(Records)
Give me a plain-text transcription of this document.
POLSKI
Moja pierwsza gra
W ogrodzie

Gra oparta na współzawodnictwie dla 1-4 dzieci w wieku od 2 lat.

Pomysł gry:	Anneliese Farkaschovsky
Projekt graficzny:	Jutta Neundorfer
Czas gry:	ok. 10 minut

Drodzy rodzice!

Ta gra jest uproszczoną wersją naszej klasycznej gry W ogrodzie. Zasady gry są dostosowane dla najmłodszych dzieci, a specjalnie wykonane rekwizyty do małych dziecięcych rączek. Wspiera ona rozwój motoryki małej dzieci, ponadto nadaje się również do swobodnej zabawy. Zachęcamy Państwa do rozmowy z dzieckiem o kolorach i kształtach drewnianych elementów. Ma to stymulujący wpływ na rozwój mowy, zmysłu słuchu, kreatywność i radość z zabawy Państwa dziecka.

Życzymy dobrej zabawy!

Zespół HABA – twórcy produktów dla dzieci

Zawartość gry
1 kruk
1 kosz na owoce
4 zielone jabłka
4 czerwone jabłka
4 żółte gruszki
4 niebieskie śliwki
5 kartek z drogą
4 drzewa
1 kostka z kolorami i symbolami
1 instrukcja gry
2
...
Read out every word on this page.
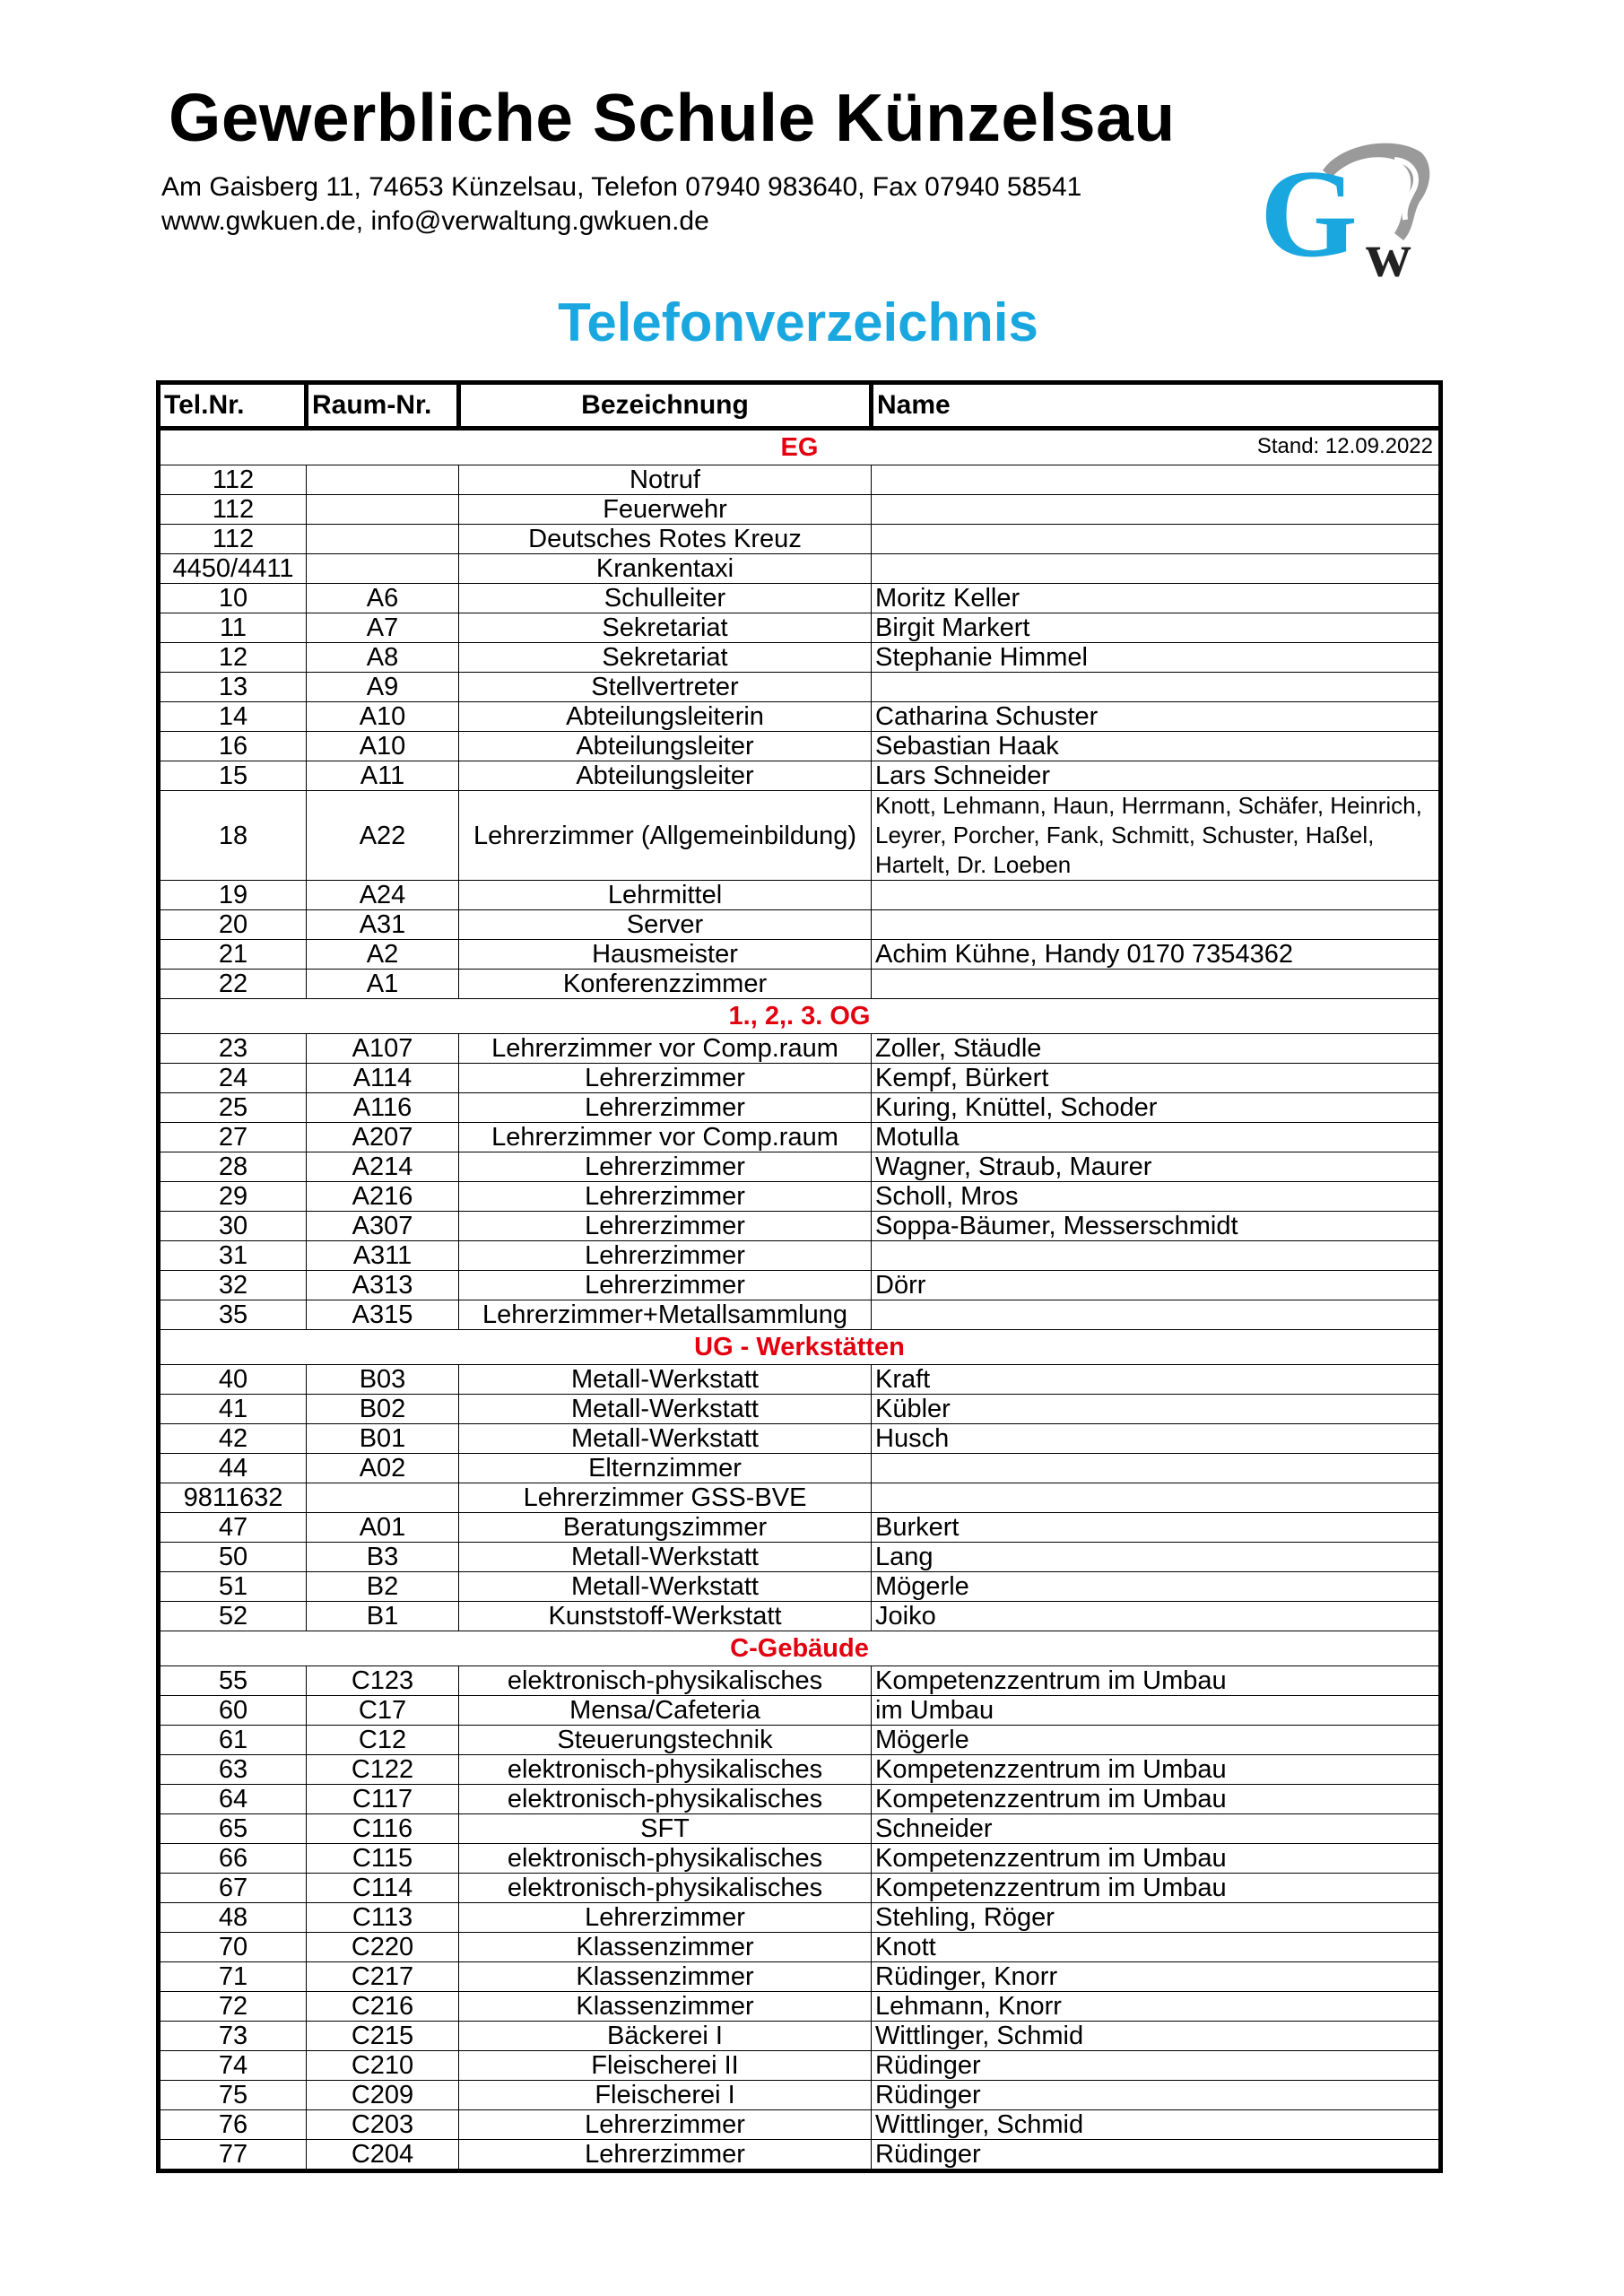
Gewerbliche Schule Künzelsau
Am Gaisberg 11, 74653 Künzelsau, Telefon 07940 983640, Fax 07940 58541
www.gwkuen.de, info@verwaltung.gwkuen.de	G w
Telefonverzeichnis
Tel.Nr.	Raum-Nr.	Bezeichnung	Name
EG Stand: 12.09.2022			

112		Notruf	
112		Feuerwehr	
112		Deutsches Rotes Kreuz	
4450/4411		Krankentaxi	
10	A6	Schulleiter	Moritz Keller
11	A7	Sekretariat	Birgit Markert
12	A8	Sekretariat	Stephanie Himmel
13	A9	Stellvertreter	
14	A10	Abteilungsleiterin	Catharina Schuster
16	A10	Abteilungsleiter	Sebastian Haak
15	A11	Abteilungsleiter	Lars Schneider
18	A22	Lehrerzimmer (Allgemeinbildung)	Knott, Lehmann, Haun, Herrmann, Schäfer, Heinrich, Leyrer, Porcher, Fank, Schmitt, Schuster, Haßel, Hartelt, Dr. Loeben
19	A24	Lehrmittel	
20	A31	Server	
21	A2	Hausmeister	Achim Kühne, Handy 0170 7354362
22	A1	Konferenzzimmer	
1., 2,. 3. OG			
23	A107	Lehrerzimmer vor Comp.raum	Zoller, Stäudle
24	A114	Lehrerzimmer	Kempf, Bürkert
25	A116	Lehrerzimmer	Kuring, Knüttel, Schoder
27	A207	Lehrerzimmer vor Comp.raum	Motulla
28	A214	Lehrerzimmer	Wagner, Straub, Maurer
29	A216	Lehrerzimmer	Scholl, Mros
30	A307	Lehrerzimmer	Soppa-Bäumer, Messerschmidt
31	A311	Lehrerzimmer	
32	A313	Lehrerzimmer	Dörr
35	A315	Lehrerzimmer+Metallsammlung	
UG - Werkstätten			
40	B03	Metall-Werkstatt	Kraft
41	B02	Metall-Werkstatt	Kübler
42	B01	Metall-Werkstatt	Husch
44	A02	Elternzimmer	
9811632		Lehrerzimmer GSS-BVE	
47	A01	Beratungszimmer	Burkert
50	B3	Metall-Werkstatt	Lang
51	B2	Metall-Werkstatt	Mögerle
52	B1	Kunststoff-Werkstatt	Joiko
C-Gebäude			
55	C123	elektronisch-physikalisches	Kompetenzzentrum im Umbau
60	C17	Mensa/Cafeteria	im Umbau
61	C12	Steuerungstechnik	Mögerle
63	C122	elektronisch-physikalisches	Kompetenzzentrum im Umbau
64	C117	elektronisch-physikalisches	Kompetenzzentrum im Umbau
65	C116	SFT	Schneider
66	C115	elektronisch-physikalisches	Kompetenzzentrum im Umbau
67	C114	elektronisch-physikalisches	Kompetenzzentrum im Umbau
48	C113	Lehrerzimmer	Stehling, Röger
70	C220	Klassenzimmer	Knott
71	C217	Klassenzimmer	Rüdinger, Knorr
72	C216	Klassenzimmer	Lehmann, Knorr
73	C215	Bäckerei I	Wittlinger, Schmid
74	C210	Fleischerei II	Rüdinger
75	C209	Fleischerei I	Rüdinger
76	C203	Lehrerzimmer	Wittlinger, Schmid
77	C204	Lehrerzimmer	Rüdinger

■ **What this task involves**
In the lines above, locate the string "Kompetenzzentrum". Copy every line where it occurs.

■ **Finished answer**
55	C123	elektronisch-physikalisches	Kompetenzzentrum im Umbau
63	C122	elektronisch-physikalisches	Kompetenzzentrum im Umbau
64	C117	elektronisch-physikalisches	Kompetenzzentrum im Umbau
66	C115	elektronisch-physikalisches	Kompetenzzentrum im Umbau
67	C114	elektronisch-physikalisches	Kompetenzzentrum im Umbau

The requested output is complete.